◆ REQUIRED WORK ◆
Your answer should repeat every record verbatim.

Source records
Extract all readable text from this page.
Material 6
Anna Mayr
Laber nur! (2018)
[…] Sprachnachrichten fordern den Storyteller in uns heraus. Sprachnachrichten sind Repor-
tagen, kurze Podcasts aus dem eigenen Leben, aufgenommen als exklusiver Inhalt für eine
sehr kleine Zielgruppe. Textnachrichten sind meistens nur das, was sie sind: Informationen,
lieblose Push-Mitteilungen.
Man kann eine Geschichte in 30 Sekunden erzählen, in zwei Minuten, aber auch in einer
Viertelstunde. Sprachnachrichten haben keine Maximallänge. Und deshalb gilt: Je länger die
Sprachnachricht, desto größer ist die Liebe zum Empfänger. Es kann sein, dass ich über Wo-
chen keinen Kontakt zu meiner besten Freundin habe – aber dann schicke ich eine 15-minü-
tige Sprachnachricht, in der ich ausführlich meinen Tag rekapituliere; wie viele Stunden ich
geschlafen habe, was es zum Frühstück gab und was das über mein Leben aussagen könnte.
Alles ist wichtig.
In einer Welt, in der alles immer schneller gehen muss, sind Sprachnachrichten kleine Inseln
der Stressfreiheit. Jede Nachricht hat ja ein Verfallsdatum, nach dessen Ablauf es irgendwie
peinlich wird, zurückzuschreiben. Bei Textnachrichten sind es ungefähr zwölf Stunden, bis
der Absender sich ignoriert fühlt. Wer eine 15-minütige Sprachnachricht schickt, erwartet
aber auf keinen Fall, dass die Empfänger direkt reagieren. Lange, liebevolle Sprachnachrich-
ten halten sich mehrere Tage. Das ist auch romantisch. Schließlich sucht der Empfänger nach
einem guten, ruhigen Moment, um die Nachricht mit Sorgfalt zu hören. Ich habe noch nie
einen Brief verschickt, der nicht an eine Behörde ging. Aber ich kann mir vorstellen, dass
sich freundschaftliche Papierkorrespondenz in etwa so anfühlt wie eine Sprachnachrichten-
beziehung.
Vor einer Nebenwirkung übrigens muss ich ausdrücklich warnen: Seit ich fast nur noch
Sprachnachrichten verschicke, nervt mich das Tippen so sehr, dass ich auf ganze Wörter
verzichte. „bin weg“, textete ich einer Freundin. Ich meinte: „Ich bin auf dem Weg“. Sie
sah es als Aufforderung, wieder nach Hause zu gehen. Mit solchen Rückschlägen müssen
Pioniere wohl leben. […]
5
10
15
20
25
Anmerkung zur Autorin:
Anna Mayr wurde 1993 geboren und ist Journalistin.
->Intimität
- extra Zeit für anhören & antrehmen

◆ SOLUTION FOR THIS TASK ◆
Extract all readable text from this page.
Material 6
Anna Mayr
Laber nur! (2018)
[…] Sprachnachrichten fordern den Storyteller in uns heraus. Sprachnachrichten sind Repor-
tagen, kurze Podcasts aus dem eigenen Leben, aufgenommen als exklusiver Inhalt für eine
sehr kleine Zielgruppe. Textnachrichten sind meistens nur das, was sie sind: Informationen,
lieblose Push-Mitteilungen.
Man kann eine Geschichte in 30 Sekunden erzählen, in zwei Minuten, aber auch in einer
Viertelstunde. Sprachnachrichten haben keine Maximallänge. Und deshalb gilt: Je länger die
Sprachnachricht, desto größer ist die Liebe zum Empfänger. Es kann sein, dass ich über Wo-
chen keinen Kontakt zu meiner besten Freundin habe – aber dann schicke ich eine 15-minü-
tige Sprachnachricht, in der ich ausführlich meinen Tag rekapituliere; wie viele Stunden ich
geschlafen habe, was es zum Frühstück gab und was das über mein Leben aussagen könnte.
Alles ist wichtig.
In einer Welt, in der alles immer schneller gehen muss, sind Sprachnachrichten kleine Inseln
der Stressfreiheit. Jede Nachricht hat ja ein Verfallsdatum, nach dessen Ablauf es irgendwie
peinlich wird, zurückzuschreiben. Bei Textnachrichten sind es ungefähr zwölf Stunden, bis
der Absender sich ignoriert fühlt. Wer eine 15-minütige Sprachnachricht schickt, erwartet
aber auf keinen Fall, dass die Empfänger direkt reagieren. Lange, liebevolle Sprachnachrich-
ten halten sich mehrere Tage. Das ist auch romantisch. Schließlich sucht der Empfänger nach
einem guten, ruhigen Moment, um die Nachricht mit Sorgfalt zu hören. Ich habe noch nie
einen Brief verschickt, der nicht an eine Behörde ging. Aber ich kann mir vorstellen, dass
sich freundschaftliche Papierkorrespondenz in etwa so anfühlt wie eine Sprachnachrichten-
beziehung.
Vor einer Nebenwirkung übrigens muss ich ausdrücklich warnen: Seit ich fast nur noch
Sprachnachrichten verschicke, nervt mich das Tippen so sehr, dass ich auf ganze Wörter
verzichte. „bin weg“, textete ich einer Freundin. Ich meinte: „Ich bin auf dem Weg“. Sie
sah es als Aufforderung, wieder nach Hause zu gehen. Mit solchen Rückschlägen müssen
Pioniere wohl leben. […]
5
10
15
20
25
Anmerkung zur Autorin:
Anna Mayr wurde 1993 geboren und ist Journalistin.
->Intimität
- extra Zeit für anhören & antrehmen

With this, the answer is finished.